> [Work instructions]: Take the data that follows and retype it word for word.
#### Provided information ####
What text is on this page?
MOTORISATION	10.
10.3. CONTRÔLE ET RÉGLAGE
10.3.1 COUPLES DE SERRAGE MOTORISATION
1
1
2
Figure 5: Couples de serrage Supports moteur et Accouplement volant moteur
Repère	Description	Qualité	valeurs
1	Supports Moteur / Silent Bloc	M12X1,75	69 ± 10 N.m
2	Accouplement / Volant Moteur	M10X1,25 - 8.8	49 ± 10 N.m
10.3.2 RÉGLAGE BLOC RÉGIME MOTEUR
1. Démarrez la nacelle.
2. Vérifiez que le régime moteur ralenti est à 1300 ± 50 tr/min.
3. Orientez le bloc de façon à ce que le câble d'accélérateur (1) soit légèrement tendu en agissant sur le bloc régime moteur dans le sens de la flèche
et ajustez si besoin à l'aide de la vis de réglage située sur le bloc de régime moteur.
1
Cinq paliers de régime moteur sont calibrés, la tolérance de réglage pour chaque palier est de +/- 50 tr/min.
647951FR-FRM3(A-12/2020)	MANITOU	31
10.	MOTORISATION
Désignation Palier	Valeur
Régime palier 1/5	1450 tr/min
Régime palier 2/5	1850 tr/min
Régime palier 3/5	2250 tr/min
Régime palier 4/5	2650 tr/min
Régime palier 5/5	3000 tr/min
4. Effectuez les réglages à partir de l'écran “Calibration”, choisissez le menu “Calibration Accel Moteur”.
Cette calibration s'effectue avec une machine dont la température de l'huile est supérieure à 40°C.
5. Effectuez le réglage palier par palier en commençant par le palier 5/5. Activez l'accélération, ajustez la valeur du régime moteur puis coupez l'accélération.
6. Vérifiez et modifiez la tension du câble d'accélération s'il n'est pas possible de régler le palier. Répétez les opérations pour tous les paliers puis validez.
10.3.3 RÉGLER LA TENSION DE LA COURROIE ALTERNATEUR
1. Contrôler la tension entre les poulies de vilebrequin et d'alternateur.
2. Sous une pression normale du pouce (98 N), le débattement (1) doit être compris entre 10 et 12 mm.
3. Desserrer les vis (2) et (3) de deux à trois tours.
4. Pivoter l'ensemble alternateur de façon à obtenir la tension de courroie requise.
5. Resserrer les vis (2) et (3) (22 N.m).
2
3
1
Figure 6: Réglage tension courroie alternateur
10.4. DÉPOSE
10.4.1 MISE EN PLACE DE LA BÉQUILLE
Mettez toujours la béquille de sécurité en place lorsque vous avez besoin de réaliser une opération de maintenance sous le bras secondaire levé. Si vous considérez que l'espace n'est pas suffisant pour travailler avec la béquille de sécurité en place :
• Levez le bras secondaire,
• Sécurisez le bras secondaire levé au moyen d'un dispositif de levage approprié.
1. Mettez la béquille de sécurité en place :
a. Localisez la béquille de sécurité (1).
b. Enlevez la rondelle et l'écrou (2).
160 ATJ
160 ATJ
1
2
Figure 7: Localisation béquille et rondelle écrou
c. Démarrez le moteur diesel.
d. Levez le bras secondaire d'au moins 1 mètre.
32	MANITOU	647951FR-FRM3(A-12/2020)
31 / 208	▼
####
> [Task answer]:
What text is on this page?
MOTORISATION	10.
10.3. CONTRÔLE ET RÉGLAGE
10.3.1 COUPLES DE SERRAGE MOTORISATION
1
1
2
Figure 5: Couples de serrage Supports moteur et Accouplement volant moteur
Repère	Description	Qualité	valeurs
1	Supports Moteur / Silent Bloc	M12X1,75	69 ± 10 N.m
2	Accouplement / Volant Moteur	M10X1,25 - 8.8	49 ± 10 N.m
10.3.2 RÉGLAGE BLOC RÉGIME MOTEUR
1. Démarrez la nacelle.
2. Vérifiez que le régime moteur ralenti est à 1300 ± 50 tr/min.
3. Orientez le bloc de façon à ce que le câble d'accélérateur (1) soit légèrement tendu en agissant sur le bloc régime moteur dans le sens de la flèche
et ajustez si besoin à l'aide de la vis de réglage située sur le bloc de régime moteur.
1
Cinq paliers de régime moteur sont calibrés, la tolérance de réglage pour chaque palier est de +/- 50 tr/min.
647951FR-FRM3(A-12/2020)	MANITOU	31
10.	MOTORISATION
Désignation Palier	Valeur
Régime palier 1/5	1450 tr/min
Régime palier 2/5	1850 tr/min
Régime palier 3/5	2250 tr/min
Régime palier 4/5	2650 tr/min
Régime palier 5/5	3000 tr/min
4. Effectuez les réglages à partir de l'écran “Calibration”, choisissez le menu “Calibration Accel Moteur”.
Cette calibration s'effectue avec une machine dont la température de l'huile est supérieure à 40°C.
5. Effectuez le réglage palier par palier en commençant par le palier 5/5. Activez l'accélération, ajustez la valeur du régime moteur puis coupez l'accélération.
6. Vérifiez et modifiez la tension du câble d'accélération s'il n'est pas possible de régler le palier. Répétez les opérations pour tous les paliers puis validez.
10.3.3 RÉGLER LA TENSION DE LA COURROIE ALTERNATEUR
1. Contrôler la tension entre les poulies de vilebrequin et d'alternateur.
2. Sous une pression normale du pouce (98 N), le débattement (1) doit être compris entre 10 et 12 mm.
3. Desserrer les vis (2) et (3) de deux à trois tours.
4. Pivoter l'ensemble alternateur de façon à obtenir la tension de courroie requise.
5. Resserrer les vis (2) et (3) (22 N.m).
2
3
1
Figure 6: Réglage tension courroie alternateur
10.4. DÉPOSE
10.4.1 MISE EN PLACE DE LA BÉQUILLE
Mettez toujours la béquille de sécurité en place lorsque vous avez besoin de réaliser une opération de maintenance sous le bras secondaire levé. Si vous considérez que l'espace n'est pas suffisant pour travailler avec la béquille de sécurité en place :
• Levez le bras secondaire,
• Sécurisez le bras secondaire levé au moyen d'un dispositif de levage approprié.
1. Mettez la béquille de sécurité en place :
a. Localisez la béquille de sécurité (1).
b. Enlevez la rondelle et l'écrou (2).
160 ATJ
160 ATJ
1
2
Figure 7: Localisation béquille et rondelle écrou
c. Démarrez le moteur diesel.
d. Levez le bras secondaire d'au moins 1 mètre.
32	MANITOU	647951FR-FRM3(A-12/2020)
31 / 208	▼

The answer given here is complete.